| THE EXERCISE |
Return the material below in full and exactly.

▶

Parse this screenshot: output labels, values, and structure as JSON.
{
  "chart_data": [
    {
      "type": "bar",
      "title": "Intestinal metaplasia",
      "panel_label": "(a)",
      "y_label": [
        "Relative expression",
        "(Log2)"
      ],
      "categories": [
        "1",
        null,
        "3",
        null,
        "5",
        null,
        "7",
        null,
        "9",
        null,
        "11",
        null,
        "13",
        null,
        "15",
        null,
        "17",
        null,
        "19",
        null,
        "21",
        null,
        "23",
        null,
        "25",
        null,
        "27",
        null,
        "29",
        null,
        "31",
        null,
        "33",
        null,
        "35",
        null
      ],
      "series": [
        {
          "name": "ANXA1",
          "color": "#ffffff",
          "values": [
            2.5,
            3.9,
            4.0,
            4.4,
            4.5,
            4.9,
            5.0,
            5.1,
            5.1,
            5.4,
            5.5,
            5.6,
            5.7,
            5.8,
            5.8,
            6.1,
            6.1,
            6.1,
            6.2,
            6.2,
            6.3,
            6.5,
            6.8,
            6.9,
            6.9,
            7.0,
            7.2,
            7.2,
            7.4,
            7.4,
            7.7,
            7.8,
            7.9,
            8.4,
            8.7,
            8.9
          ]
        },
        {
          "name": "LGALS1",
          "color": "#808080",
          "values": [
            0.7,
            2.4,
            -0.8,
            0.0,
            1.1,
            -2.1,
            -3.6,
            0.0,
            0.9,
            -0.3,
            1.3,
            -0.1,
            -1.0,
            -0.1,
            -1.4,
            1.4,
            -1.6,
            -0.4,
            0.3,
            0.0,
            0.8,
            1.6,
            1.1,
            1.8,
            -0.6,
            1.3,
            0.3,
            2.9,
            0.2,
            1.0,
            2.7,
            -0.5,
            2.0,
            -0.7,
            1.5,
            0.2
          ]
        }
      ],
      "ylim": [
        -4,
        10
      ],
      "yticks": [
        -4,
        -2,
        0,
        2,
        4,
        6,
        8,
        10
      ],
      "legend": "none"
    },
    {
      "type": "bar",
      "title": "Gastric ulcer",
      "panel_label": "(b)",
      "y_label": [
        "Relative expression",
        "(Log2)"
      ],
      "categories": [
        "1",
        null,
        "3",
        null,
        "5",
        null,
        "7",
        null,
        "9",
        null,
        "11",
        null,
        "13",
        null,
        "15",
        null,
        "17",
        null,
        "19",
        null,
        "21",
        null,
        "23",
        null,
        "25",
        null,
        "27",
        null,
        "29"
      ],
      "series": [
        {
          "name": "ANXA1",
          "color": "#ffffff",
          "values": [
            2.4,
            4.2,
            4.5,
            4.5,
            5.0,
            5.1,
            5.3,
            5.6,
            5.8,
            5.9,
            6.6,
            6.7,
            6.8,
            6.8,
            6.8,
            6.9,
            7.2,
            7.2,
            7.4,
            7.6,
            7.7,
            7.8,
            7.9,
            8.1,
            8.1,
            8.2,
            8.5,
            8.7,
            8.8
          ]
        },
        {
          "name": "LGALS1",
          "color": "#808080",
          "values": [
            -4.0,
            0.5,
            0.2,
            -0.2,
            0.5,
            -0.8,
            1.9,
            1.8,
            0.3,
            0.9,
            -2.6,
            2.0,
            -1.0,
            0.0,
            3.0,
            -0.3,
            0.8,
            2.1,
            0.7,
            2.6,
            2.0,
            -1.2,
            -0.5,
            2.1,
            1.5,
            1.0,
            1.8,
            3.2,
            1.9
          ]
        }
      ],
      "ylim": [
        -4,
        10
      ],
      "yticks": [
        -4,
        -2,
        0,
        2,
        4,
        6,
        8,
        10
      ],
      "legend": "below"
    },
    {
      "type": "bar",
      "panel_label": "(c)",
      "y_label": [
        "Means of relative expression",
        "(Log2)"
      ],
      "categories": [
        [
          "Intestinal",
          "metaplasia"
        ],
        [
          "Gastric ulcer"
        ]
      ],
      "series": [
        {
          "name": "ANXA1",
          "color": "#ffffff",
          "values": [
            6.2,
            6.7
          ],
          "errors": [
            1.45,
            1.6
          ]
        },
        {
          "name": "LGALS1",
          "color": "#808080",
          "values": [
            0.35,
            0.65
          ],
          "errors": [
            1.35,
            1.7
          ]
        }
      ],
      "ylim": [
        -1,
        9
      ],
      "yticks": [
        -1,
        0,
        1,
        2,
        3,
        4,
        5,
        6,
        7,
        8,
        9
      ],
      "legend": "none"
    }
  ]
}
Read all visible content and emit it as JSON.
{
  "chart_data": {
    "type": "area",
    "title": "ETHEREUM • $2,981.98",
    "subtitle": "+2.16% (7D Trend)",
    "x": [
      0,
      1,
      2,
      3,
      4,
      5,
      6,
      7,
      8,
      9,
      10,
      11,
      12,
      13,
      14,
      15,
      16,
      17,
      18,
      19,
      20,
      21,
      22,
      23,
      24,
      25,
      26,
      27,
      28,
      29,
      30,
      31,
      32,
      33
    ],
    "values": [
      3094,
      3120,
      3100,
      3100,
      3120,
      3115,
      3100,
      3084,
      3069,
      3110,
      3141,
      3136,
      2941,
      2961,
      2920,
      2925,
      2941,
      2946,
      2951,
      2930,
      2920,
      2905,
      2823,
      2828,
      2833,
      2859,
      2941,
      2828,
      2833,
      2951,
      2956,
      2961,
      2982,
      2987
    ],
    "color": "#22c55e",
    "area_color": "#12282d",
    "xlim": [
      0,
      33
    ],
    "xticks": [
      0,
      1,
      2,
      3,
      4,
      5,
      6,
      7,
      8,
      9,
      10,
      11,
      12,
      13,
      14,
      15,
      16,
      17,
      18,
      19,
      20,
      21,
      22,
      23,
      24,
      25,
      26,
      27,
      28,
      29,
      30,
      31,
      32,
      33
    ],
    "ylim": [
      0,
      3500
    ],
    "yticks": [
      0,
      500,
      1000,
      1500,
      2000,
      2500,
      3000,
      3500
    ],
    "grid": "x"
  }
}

◀

| EXERCISE RESPONSE |
Parse this screenshot: output labels, values, and structure as JSON.
{
  "chart_data": [
    {
      "type": "bar",
      "title": "Intestinal metaplasia",
      "panel_label": "(a)",
      "y_label": [
        "Relative expression",
        "(Log2)"
      ],
      "categories": [
        "1",
        null,
        "3",
        null,
        "5",
        null,
        "7",
        null,
        "9",
        null,
        "11",
        null,
        "13",
        null,
        "15",
        null,
        "17",
        null,
        "19",
        null,
        "21",
        null,
        "23",
        null,
        "25",
        null,
        "27",
        null,
        "29",
        null,
        "31",
        null,
        "33",
        null,
        "35",
        null
      ],
      "series": [
        {
          "name": "ANXA1",
          "color": "#ffffff",
          "values": [
            2.5,
            3.9,
            4.0,
            4.4,
            4.5,
            4.9,
            5.0,
            5.1,
            5.1,
            5.4,
            5.5,
            5.6,
            5.7,
            5.8,
            5.8,
            6.1,
            6.1,
            6.1,
            6.2,
            6.2,
            6.3,
            6.5,
            6.8,
            6.9,
            6.9,
            7.0,
            7.2,
            7.2,
            7.4,
            7.4,
            7.7,
            7.8,
            7.9,
            8.4,
            8.7,
            8.9
          ]
        },
        {
          "name": "LGALS1",
          "color": "#808080",
          "values": [
            0.7,
            2.4,
            -0.8,
            0.0,
            1.1,
            -2.1,
            -3.6,
            0.0,
            0.9,
            -0.3,
            1.3,
            -0.1,
            -1.0,
            -0.1,
            -1.4,
            1.4,
            -1.6,
            -0.4,
            0.3,
            0.0,
            0.8,
            1.6,
            1.1,
            1.8,
            -0.6,
            1.3,
            0.3,
            2.9,
            0.2,
            1.0,
            2.7,
            -0.5,
            2.0,
            -0.7,
            1.5,
            0.2
          ]
        }
      ],
      "ylim": [
        -4,
        10
      ],
      "yticks": [
        -4,
        -2,
        0,
        2,
        4,
        6,
        8,
        10
      ],
      "legend": "none"
    },
    {
      "type": "bar",
      "title": "Gastric ulcer",
      "panel_label": "(b)",
      "y_label": [
        "Relative expression",
        "(Log2)"
      ],
      "categories": [
        "1",
        null,
        "3",
        null,
        "5",
        null,
        "7",
        null,
        "9",
        null,
        "11",
        null,
        "13",
        null,
        "15",
        null,
        "17",
        null,
        "19",
        null,
        "21",
        null,
        "23",
        null,
        "25",
        null,
        "27",
        null,
        "29"
      ],
      "series": [
        {
          "name": "ANXA1",
          "color": "#ffffff",
          "values": [
            2.4,
            4.2,
            4.5,
            4.5,
            5.0,
            5.1,
            5.3,
            5.6,
            5.8,
            5.9,
            6.6,
            6.7,
            6.8,
            6.8,
            6.8,
            6.9,
            7.2,
            7.2,
            7.4,
            7.6,
            7.7,
            7.8,
            7.9,
            8.1,
            8.1,
            8.2,
            8.5,
            8.7,
            8.8
          ]
        },
        {
          "name": "LGALS1",
          "color": "#808080",
          "values": [
            -4.0,
            0.5,
            0.2,
            -0.2,
            0.5,
            -0.8,
            1.9,
            1.8,
            0.3,
            0.9,
            -2.6,
            2.0,
            -1.0,
            0.0,
            3.0,
            -0.3,
            0.8,
            2.1,
            0.7,
            2.6,
            2.0,
            -1.2,
            -0.5,
            2.1,
            1.5,
            1.0,
            1.8,
            3.2,
            1.9
          ]
        }
      ],
      "ylim": [
        -4,
        10
      ],
      "yticks": [
        -4,
        -2,
        0,
        2,
        4,
        6,
        8,
        10
      ],
      "legend": "below"
    },
    {
      "type": "bar",
      "panel_label": "(c)",
      "y_label": [
        "Means of relative expression",
        "(Log2)"
      ],
      "categories": [
        [
          "Intestinal",
          "metaplasia"
        ],
        [
          "Gastric ulcer"
        ]
      ],
      "series": [
        {
          "name": "ANXA1",
          "color": "#ffffff",
          "values": [
            6.2,
            6.7
          ],
          "errors": [
            1.45,
            1.6
          ]
        },
        {
          "name": "LGALS1",
          "color": "#808080",
          "values": [
            0.35,
            0.65
          ],
          "errors": [
            1.35,
            1.7
          ]
        }
      ],
      "ylim": [
        -1,
        9
      ],
      "yticks": [
        -1,
        0,
        1,
        2,
        3,
        4,
        5,
        6,
        7,
        8,
        9
      ],
      "legend": "none"
    }
  ]
}
Read all visible content and emit it as JSON.
{
  "chart_data": {
    "type": "area",
    "title": "ETHEREUM • $2,981.98",
    "subtitle": "+2.16% (7D Trend)",
    "x": [
      0,
      1,
      2,
      3,
      4,
      5,
      6,
      7,
      8,
      9,
      10,
      11,
      12,
      13,
      14,
      15,
      16,
      17,
      18,
      19,
      20,
      21,
      22,
      23,
      24,
      25,
      26,
      27,
      28,
      29,
      30,
      31,
      32,
      33
    ],
    "values": [
      3094,
      3120,
      3100,
      3100,
      3120,
      3115,
      3100,
      3084,
      3069,
      3110,
      3141,
      3136,
      2941,
      2961,
      2920,
      2925,
      2941,
      2946,
      2951,
      2930,
      2920,
      2905,
      2823,
      2828,
      2833,
      2859,
      2941,
      2828,
      2833,
      2951,
      2956,
      2961,
      2982,
      2987
    ],
    "color": "#22c55e",
    "area_color": "#12282d",
    "xlim": [
      0,
      33
    ],
    "xticks": [
      0,
      1,
      2,
      3,
      4,
      5,
      6,
      7,
      8,
      9,
      10,
      11,
      12,
      13,
      14,
      15,
      16,
      17,
      18,
      19,
      20,
      21,
      22,
      23,
      24,
      25,
      26,
      27,
      28,
      29,
      30,
      31,
      32,
      33
    ],
    "ylim": [
      0,
      3500
    ],
    "yticks": [
      0,
      500,
      1000,
      1500,
      2000,
      2500,
      3000,
      3500
    ],
    "grid": "x"
  }
}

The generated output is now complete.